Chart and figure data:
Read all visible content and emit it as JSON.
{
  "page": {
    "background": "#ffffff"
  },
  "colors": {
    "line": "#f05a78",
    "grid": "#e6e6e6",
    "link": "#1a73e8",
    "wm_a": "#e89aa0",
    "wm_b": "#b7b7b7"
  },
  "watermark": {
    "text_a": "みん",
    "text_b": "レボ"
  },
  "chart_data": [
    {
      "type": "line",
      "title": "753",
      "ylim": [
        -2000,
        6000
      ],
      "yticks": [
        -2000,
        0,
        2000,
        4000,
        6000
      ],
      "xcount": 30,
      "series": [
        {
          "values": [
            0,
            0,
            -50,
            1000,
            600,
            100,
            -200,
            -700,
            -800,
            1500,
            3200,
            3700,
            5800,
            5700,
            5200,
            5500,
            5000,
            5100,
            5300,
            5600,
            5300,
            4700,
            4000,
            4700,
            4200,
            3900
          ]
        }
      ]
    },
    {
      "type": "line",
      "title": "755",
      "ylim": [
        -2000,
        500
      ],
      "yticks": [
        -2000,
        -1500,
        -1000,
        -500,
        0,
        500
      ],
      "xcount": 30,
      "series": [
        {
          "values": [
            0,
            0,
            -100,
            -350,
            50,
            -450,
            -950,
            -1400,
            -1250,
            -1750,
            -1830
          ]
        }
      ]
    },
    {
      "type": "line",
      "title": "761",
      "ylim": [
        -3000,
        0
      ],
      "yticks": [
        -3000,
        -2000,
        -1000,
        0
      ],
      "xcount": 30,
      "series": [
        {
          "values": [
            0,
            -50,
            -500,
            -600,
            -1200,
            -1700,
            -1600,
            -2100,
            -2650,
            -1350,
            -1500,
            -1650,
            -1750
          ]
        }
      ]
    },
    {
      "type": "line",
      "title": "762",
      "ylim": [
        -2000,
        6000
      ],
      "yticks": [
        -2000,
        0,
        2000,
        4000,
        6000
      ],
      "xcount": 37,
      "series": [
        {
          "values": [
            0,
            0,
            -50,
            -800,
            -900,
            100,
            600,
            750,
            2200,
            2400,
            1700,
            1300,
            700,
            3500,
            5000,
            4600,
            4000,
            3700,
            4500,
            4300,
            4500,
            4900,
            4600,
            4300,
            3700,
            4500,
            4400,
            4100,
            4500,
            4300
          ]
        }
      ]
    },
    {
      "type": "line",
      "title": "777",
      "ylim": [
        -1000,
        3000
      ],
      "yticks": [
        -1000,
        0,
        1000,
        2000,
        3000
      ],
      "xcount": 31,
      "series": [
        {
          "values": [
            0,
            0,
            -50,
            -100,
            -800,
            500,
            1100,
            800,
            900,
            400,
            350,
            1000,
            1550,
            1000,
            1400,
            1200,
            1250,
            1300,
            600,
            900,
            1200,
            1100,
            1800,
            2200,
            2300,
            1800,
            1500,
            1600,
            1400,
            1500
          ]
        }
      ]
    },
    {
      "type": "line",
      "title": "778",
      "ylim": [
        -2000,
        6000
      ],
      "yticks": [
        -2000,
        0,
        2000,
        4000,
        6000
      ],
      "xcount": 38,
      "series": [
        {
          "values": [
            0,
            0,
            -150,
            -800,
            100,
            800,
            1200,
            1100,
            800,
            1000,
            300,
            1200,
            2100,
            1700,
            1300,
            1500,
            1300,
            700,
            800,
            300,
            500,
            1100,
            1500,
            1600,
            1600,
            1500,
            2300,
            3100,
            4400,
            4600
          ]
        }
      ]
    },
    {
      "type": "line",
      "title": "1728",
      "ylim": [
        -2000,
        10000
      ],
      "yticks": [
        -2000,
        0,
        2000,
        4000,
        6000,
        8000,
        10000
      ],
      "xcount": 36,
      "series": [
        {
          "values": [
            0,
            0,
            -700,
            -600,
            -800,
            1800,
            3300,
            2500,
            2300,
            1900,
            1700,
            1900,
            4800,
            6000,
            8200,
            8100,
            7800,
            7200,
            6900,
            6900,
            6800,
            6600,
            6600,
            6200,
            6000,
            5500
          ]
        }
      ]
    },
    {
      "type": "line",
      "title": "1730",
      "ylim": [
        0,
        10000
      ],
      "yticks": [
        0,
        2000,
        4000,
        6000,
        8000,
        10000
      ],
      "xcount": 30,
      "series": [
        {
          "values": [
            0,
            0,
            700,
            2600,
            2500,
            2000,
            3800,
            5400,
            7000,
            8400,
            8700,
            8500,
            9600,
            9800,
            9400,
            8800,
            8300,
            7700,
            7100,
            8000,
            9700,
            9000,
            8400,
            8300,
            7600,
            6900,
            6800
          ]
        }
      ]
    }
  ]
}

## What needs to be done
Restate the records, all of them, precisely as written.

## Task answer
Read all visible content and emit it as JSON.
{
  "page": {
    "background": "#ffffff"
  },
  "colors": {
    "line": "#f05a78",
    "grid": "#e6e6e6",
    "link": "#1a73e8",
    "wm_a": "#e89aa0",
    "wm_b": "#b7b7b7"
  },
  "watermark": {
    "text_a": "みん",
    "text_b": "レボ"
  },
  "chart_data": [
    {
      "type": "line",
      "title": "753",
      "ylim": [
        -2000,
        6000
      ],
      "yticks": [
        -2000,
        0,
        2000,
        4000,
        6000
      ],
      "xcount": 30,
      "series": [
        {
          "values": [
            0,
            0,
            -50,
            1000,
            600,
            100,
            -200,
            -700,
            -800,
            1500,
            3200,
            3700,
            5800,
            5700,
            5200,
            5500,
            5000,
            5100,
            5300,
            5600,
            5300,
            4700,
            4000,
            4700,
            4200,
            3900
          ]
        }
      ]
    },
    {
      "type": "line",
      "title": "755",
      "ylim": [
        -2000,
        500
      ],
      "yticks": [
        -2000,
        -1500,
        -1000,
        -500,
        0,
        500
      ],
      "xcount": 30,
      "series": [
        {
          "values": [
            0,
            0,
            -100,
            -350,
            50,
            -450,
            -950,
            -1400,
            -1250,
            -1750,
            -1830
          ]
        }
      ]
    },
    {
      "type": "line",
      "title": "761",
      "ylim": [
        -3000,
        0
      ],
      "yticks": [
        -3000,
        -2000,
        -1000,
        0
      ],
      "xcount": 30,
      "series": [
        {
          "values": [
            0,
            -50,
            -500,
            -600,
            -1200,
            -1700,
            -1600,
            -2100,
            -2650,
            -1350,
            -1500,
            -1650,
            -1750
          ]
        }
      ]
    },
    {
      "type": "line",
      "title": "762",
      "ylim": [
        -2000,
        6000
      ],
      "yticks": [
        -2000,
        0,
        2000,
        4000,
        6000
      ],
      "xcount": 37,
      "series": [
        {
          "values": [
            0,
            0,
            -50,
            -800,
            -900,
            100,
            600,
            750,
            2200,
            2400,
            1700,
            1300,
            700,
            3500,
            5000,
            4600,
            4000,
            3700,
            4500,
            4300,
            4500,
            4900,
            4600,
            4300,
            3700,
            4500,
            4400,
            4100,
            4500,
            4300
          ]
        }
      ]
    },
    {
      "type": "line",
      "title": "777",
      "ylim": [
        -1000,
        3000
      ],
      "yticks": [
        -1000,
        0,
        1000,
        2000,
        3000
      ],
      "xcount": 31,
      "series": [
        {
          "values": [
            0,
            0,
            -50,
            -100,
            -800,
            500,
            1100,
            800,
            900,
            400,
            350,
            1000,
            1550,
            1000,
            1400,
            1200,
            1250,
            1300,
            600,
            900,
            1200,
            1100,
            1800,
            2200,
            2300,
            1800,
            1500,
            1600,
            1400,
            1500
          ]
        }
      ]
    },
    {
      "type": "line",
      "title": "778",
      "ylim": [
        -2000,
        6000
      ],
      "yticks": [
        -2000,
        0,
        2000,
        4000,
        6000
      ],
      "xcount": 38,
      "series": [
        {
          "values": [
            0,
            0,
            -150,
            -800,
            100,
            800,
            1200,
            1100,
            800,
            1000,
            300,
            1200,
            2100,
            1700,
            1300,
            1500,
            1300,
            700,
            800,
            300,
            500,
            1100,
            1500,
            1600,
            1600,
            1500,
            2300,
            3100,
            4400,
            4600
          ]
        }
      ]
    },
    {
      "type": "line",
      "title": "1728",
      "ylim": [
        -2000,
        10000
      ],
      "yticks": [
        -2000,
        0,
        2000,
        4000,
        6000,
        8000,
        10000
      ],
      "xcount": 36,
      "series": [
        {
          "values": [
            0,
            0,
            -700,
            -600,
            -800,
            1800,
            3300,
            2500,
            2300,
            1900,
            1700,
            1900,
            4800,
            6000,
            8200,
            8100,
            7800,
            7200,
            6900,
            6900,
            6800,
            6600,
            6600,
            6200,
            6000,
            5500
          ]
        }
      ]
    },
    {
      "type": "line",
      "title": "1730",
      "ylim": [
        0,
        10000
      ],
      "yticks": [
        0,
        2000,
        4000,
        6000,
        8000,
        10000
      ],
      "xcount": 30,
      "series": [
        {
          "values": [
            0,
            0,
            700,
            2600,
            2500,
            2000,
            3800,
            5400,
            7000,
            8400,
            8700,
            8500,
            9600,
            9800,
            9400,
            8800,
            8300,
            7700,
            7100,
            8000,
            9700,
            9000,
            8400,
            8300,
            7600,
            6900,
            6800
          ]
        }
      ]
    }
  ]
}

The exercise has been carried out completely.